# [Task requirements]
Reproduce all of the listing below without alteration.

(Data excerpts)
+===+
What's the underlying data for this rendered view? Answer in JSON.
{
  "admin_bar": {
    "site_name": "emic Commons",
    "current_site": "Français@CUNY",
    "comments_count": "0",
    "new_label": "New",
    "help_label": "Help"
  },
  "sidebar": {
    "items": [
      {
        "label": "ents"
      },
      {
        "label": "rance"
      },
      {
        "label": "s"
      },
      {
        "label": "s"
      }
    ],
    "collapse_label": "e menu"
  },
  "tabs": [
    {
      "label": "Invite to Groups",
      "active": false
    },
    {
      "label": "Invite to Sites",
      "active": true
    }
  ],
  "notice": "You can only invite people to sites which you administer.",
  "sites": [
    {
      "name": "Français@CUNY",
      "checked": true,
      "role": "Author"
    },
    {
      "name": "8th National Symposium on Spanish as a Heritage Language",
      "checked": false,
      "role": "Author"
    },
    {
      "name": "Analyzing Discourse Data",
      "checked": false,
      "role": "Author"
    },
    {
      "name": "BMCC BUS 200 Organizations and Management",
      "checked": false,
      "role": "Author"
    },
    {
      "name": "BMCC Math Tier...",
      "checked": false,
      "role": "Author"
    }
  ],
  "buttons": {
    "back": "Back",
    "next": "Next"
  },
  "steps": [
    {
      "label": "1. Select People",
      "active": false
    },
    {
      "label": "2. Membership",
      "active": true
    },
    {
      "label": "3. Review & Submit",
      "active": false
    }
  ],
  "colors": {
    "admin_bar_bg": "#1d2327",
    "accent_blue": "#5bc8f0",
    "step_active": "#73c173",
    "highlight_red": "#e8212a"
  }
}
+===+
# [Complete answer]
What's the underlying data for this rendered view? Answer in JSON.
{
  "admin_bar": {
    "site_name": "emic Commons",
    "current_site": "Français@CUNY",
    "comments_count": "0",
    "new_label": "New",
    "help_label": "Help"
  },
  "sidebar": {
    "items": [
      {
        "label": "ents"
      },
      {
        "label": "rance"
      },
      {
        "label": "s"
      },
      {
        "label": "s"
      }
    ],
    "collapse_label": "e menu"
  },
  "tabs": [
    {
      "label": "Invite to Groups",
      "active": false
    },
    {
      "label": "Invite to Sites",
      "active": true
    }
  ],
  "notice": "You can only invite people to sites which you administer.",
  "sites": [
    {
      "name": "Français@CUNY",
      "checked": true,
      "role": "Author"
    },
    {
      "name": "8th National Symposium on Spanish as a Heritage Language",
      "checked": false,
      "role": "Author"
    },
    {
      "name": "Analyzing Discourse Data",
      "checked": false,
      "role": "Author"
    },
    {
      "name": "BMCC BUS 200 Organizations and Management",
      "checked": false,
      "role": "Author"
    },
    {
      "name": "BMCC Math Tier...",
      "checked": false,
      "role": "Author"
    }
  ],
  "buttons": {
    "back": "Back",
    "next": "Next"
  },
  "steps": [
    {
      "label": "1. Select People",
      "active": false
    },
    {
      "label": "2. Membership",
      "active": true
    },
    {
      "label": "3. Review & Submit",
      "active": false
    }
  ],
  "colors": {
    "admin_bar_bg": "#1d2327",
    "accent_blue": "#5bc8f0",
    "step_active": "#73c173",
    "highlight_red": "#e8212a"
  }
}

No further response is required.